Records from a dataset

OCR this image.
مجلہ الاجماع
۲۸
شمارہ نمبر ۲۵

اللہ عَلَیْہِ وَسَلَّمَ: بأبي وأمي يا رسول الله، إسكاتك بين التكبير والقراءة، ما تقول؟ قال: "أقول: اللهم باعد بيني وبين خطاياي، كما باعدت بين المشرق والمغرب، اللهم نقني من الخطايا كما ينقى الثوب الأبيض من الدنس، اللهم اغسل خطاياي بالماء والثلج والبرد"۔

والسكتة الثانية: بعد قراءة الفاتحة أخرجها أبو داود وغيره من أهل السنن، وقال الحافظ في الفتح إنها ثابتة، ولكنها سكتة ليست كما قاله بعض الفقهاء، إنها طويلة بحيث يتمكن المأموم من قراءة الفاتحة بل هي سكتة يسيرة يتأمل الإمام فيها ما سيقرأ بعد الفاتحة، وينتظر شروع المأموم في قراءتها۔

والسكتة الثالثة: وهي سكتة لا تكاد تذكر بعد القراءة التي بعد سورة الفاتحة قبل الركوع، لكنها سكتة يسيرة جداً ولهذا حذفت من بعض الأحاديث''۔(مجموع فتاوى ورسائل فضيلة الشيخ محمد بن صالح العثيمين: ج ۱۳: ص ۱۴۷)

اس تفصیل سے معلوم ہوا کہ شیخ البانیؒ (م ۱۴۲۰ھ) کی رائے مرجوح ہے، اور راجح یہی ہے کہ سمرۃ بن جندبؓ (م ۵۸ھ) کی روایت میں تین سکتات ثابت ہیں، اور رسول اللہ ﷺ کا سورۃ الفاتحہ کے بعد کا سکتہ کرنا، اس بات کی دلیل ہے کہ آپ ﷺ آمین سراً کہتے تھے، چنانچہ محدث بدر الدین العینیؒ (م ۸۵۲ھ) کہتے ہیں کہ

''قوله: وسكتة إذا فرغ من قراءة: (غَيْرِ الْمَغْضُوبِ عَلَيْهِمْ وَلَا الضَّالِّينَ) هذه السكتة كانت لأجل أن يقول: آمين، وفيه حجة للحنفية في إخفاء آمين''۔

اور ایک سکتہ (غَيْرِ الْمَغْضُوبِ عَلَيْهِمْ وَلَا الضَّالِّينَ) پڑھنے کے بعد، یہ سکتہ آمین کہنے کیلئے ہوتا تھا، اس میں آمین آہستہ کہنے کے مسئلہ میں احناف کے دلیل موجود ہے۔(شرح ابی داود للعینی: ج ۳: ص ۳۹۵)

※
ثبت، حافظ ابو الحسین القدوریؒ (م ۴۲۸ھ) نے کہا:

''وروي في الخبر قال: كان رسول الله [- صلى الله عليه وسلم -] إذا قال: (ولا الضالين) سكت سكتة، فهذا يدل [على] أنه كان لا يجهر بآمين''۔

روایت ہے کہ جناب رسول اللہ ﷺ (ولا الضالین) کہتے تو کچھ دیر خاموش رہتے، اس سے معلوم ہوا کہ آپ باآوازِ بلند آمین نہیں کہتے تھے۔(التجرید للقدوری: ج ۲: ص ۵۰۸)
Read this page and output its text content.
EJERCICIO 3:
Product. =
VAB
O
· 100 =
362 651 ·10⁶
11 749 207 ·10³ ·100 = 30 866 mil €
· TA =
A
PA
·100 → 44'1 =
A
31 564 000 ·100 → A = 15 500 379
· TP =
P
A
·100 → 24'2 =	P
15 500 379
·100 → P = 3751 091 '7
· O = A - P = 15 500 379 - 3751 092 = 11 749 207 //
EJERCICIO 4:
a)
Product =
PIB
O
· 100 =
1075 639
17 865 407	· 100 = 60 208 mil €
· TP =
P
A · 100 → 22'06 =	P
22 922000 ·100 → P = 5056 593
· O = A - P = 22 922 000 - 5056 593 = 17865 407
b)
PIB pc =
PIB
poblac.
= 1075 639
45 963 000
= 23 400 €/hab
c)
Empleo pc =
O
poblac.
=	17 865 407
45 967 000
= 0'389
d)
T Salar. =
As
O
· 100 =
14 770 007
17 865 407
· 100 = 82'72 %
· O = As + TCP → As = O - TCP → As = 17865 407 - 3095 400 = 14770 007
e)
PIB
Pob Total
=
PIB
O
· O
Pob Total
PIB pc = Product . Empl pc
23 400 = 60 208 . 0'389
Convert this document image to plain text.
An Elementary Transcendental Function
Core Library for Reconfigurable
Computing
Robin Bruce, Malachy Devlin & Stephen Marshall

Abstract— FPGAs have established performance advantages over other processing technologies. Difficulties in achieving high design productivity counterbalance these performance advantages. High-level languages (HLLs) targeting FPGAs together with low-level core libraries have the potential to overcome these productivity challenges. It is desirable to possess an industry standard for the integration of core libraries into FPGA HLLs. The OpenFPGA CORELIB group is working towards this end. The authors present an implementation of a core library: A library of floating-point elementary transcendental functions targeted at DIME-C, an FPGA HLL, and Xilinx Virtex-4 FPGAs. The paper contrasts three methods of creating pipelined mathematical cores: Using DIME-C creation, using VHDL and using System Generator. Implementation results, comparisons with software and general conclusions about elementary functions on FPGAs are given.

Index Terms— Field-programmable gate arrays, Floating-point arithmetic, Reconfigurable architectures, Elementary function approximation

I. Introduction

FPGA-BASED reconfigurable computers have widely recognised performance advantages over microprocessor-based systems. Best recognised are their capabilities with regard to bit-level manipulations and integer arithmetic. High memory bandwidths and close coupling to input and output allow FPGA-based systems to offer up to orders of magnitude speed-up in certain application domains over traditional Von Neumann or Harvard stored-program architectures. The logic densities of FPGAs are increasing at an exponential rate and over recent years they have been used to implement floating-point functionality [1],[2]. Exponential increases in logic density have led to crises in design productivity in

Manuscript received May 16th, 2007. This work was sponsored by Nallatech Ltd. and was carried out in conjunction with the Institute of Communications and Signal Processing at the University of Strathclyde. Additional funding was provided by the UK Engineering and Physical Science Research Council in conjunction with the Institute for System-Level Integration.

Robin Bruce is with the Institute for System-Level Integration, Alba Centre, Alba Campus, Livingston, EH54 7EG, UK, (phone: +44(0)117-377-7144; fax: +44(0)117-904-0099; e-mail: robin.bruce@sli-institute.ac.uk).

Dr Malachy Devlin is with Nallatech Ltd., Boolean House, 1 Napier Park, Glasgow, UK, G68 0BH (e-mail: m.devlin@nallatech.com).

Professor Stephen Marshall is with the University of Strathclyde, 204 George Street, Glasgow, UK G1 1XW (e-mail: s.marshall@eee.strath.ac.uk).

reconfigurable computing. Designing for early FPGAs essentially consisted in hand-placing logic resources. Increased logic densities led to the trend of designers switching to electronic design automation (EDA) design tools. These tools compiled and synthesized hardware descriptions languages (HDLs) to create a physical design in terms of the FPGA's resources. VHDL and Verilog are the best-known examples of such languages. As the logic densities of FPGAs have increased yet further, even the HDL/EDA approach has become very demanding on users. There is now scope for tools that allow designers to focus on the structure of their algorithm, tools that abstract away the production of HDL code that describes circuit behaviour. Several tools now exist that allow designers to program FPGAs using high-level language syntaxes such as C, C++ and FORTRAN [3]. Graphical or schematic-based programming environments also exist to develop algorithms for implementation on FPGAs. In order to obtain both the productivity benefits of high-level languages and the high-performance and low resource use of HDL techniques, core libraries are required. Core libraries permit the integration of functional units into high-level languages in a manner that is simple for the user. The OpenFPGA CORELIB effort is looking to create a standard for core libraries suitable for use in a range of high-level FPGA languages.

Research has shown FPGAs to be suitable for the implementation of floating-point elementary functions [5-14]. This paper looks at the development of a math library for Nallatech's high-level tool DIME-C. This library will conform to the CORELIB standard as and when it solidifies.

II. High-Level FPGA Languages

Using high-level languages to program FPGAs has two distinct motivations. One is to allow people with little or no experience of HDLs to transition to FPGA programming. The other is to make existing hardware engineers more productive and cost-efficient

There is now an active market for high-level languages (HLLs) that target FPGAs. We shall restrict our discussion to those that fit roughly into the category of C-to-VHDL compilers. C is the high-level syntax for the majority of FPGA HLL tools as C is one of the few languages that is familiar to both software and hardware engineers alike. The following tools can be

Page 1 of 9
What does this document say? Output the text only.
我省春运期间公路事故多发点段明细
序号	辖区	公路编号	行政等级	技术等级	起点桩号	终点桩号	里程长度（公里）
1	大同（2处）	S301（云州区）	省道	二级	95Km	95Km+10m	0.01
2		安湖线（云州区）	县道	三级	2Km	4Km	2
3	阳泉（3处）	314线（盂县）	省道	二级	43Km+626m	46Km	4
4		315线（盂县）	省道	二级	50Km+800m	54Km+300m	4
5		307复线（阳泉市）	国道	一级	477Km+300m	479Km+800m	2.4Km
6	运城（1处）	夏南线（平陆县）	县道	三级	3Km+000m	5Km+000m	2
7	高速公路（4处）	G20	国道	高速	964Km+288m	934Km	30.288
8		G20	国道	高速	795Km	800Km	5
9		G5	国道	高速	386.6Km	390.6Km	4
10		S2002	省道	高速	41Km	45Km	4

• **EXERCISE**: Return all lines containing the word "Malachy".

• **EXERCISE ANSWER**:
Robin Bruce, Malachy Devlin & Stephen Marshall
Dr Malachy Devlin is with Nallatech Ltd., Boolean House, 1 Napier Park, Glasgow, UK, G68 0BH (e-mail: m.devlin@nallatech.com).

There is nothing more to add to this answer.